**YOUR OBJECTIVE**: Work out how many lines of the listing hold "words", then state only that count.

Collected data entries
━━━━━━━━━━━━━━━━━━━━
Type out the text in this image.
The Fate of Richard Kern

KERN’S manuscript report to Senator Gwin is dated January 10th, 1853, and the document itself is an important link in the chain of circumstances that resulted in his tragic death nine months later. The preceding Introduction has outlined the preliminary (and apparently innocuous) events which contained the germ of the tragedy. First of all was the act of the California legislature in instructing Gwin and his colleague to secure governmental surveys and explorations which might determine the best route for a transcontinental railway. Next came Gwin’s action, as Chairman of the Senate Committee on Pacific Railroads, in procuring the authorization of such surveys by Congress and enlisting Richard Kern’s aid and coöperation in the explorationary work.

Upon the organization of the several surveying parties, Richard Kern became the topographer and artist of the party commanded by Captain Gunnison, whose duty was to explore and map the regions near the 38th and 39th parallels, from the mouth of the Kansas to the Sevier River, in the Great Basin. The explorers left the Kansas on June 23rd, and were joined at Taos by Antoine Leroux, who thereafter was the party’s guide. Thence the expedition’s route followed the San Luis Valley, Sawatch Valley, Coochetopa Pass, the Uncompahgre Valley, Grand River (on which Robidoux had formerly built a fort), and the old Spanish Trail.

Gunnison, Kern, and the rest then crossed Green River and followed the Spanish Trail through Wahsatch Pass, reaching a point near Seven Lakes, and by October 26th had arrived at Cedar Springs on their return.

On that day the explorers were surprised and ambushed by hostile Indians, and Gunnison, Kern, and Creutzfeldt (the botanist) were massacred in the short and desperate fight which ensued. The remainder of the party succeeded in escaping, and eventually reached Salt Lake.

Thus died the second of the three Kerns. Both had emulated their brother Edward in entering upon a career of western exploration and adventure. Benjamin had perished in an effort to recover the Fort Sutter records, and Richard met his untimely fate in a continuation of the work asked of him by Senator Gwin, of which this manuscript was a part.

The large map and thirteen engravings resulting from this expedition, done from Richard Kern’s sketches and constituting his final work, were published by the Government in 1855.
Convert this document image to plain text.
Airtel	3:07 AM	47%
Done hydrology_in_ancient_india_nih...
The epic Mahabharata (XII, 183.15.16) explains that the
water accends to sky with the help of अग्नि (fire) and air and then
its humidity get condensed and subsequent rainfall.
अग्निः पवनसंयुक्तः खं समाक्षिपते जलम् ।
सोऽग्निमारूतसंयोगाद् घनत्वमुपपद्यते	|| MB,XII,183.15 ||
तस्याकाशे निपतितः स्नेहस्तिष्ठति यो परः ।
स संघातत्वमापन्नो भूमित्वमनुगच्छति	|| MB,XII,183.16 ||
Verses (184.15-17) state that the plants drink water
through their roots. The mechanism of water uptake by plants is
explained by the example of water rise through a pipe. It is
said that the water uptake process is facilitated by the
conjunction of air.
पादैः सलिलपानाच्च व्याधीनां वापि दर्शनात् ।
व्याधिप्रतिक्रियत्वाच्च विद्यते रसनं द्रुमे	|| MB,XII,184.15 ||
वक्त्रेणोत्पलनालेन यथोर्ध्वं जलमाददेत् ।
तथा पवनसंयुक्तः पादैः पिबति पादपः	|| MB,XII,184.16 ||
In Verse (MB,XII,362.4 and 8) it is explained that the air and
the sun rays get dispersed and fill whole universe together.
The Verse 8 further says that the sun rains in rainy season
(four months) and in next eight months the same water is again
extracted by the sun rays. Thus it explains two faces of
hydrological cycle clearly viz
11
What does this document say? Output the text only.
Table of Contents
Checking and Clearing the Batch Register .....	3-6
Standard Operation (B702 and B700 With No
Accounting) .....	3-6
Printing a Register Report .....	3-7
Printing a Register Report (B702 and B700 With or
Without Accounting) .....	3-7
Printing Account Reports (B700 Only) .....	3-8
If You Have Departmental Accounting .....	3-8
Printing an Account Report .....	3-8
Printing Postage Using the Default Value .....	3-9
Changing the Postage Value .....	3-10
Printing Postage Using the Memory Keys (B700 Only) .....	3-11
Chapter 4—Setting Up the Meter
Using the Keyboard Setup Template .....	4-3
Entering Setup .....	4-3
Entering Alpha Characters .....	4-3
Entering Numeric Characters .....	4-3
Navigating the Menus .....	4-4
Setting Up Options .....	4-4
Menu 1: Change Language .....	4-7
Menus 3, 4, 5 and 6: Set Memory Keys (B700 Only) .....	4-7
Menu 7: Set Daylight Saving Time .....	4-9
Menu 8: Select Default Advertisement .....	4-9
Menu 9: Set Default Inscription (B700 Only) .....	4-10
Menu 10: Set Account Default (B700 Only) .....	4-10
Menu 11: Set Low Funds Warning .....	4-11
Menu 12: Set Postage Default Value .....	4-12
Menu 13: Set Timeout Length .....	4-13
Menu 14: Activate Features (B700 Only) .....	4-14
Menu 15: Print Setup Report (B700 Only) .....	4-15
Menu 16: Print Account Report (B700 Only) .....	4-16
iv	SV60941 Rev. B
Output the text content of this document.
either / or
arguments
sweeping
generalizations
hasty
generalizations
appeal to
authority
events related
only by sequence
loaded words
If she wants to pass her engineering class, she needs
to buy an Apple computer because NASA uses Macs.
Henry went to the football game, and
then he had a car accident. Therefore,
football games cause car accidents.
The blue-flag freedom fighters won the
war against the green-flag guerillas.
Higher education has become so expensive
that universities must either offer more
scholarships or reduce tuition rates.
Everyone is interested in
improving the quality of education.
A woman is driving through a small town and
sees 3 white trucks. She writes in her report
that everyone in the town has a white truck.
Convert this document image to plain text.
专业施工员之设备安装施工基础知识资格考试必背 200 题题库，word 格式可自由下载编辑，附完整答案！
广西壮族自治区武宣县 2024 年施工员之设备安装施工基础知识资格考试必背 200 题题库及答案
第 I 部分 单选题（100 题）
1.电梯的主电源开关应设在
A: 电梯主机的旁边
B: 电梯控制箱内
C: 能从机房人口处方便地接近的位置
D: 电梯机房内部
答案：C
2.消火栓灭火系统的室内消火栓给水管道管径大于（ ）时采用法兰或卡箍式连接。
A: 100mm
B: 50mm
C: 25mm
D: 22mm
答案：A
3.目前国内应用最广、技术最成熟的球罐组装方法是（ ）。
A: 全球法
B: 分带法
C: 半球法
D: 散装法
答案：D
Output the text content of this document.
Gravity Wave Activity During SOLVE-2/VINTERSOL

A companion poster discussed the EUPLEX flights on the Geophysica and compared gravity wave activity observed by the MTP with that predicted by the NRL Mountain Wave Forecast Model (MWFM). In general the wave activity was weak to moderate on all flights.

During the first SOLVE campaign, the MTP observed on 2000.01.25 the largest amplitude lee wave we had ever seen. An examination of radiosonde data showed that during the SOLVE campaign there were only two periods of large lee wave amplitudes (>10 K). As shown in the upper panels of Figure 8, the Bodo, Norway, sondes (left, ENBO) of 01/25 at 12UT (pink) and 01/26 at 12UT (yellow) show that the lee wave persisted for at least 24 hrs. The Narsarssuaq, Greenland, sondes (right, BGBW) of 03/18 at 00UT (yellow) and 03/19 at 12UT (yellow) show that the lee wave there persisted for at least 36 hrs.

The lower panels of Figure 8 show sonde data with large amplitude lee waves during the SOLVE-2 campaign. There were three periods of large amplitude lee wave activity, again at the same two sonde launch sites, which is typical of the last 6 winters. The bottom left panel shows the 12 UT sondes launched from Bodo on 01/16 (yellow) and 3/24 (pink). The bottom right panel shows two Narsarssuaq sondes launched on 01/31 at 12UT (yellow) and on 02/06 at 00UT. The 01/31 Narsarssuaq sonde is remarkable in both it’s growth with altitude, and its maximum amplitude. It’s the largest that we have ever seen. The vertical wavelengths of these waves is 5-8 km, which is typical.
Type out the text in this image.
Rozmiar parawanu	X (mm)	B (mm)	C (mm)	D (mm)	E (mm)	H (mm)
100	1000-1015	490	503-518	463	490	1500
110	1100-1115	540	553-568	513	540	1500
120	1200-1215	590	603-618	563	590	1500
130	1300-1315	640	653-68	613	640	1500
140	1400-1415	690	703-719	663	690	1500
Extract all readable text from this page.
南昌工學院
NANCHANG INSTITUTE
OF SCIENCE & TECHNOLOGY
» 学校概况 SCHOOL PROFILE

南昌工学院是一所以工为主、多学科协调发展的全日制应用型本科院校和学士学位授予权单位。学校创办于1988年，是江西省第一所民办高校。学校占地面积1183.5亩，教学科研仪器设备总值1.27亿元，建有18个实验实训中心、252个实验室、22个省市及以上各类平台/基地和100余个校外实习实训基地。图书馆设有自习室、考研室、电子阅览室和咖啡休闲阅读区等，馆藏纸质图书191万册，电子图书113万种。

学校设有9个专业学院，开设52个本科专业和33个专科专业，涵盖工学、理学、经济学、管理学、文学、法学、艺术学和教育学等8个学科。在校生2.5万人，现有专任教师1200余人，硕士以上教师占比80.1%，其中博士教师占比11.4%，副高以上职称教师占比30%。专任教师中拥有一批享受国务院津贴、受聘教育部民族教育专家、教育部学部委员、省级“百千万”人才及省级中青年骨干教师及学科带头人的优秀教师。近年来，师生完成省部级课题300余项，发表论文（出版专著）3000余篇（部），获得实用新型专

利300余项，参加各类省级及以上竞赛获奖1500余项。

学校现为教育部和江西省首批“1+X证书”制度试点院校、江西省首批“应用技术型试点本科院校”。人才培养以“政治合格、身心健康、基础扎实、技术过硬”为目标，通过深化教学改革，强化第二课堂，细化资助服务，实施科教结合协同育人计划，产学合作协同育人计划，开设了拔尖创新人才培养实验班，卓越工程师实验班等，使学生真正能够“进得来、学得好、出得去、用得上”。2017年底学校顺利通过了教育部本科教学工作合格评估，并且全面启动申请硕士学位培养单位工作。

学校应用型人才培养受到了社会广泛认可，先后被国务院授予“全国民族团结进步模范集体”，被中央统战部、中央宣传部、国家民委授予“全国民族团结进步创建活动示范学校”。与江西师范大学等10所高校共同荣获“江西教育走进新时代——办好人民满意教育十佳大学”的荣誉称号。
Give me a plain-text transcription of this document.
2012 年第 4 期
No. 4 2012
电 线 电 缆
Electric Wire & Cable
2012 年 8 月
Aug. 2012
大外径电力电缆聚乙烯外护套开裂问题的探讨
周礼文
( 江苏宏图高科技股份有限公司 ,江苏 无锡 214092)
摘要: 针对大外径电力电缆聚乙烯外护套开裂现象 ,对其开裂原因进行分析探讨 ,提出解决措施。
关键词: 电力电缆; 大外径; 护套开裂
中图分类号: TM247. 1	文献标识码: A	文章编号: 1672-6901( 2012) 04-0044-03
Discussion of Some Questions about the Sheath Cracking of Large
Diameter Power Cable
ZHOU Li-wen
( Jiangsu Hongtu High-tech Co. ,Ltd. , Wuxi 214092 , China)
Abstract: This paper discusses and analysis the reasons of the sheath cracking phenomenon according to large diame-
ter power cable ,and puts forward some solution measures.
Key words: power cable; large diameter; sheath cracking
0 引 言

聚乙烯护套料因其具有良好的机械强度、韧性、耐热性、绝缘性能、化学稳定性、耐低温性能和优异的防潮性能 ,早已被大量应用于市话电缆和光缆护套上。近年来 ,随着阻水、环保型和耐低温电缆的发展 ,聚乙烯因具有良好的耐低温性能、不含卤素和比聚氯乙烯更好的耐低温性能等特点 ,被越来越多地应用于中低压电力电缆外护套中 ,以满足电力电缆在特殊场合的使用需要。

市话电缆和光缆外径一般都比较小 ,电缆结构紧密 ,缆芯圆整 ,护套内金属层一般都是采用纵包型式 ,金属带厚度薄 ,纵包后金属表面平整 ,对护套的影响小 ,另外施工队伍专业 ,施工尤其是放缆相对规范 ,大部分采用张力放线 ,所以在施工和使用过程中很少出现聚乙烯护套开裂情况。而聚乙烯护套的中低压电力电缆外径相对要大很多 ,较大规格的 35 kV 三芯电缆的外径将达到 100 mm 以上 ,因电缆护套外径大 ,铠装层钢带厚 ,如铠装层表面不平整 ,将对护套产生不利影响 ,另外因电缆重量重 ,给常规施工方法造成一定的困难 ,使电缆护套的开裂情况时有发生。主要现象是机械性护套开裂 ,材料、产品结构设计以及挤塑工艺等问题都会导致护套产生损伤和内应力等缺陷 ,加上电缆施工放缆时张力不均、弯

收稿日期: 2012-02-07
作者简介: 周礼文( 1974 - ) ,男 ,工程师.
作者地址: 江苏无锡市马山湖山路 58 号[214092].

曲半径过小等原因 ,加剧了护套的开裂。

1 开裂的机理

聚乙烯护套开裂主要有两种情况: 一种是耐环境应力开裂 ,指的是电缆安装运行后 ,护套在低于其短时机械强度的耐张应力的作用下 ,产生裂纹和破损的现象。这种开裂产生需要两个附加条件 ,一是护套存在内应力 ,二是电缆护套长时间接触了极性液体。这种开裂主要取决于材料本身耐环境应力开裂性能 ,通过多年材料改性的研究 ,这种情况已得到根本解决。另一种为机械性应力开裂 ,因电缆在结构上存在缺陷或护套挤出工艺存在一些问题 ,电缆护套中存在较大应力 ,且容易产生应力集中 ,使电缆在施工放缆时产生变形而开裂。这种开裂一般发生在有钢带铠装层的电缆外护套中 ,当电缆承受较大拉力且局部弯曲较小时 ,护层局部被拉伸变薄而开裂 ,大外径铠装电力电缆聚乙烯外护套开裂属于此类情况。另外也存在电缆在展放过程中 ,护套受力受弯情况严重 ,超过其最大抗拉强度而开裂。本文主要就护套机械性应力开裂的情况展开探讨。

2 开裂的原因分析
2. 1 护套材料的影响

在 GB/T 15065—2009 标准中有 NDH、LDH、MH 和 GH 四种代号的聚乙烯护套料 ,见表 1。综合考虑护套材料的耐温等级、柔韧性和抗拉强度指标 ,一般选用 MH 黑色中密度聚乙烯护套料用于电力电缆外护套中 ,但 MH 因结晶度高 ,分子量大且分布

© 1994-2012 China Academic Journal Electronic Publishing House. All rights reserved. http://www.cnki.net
━━━━━━━━━━━━━━━━━━━━
**EXERCISE ANSWER**: 2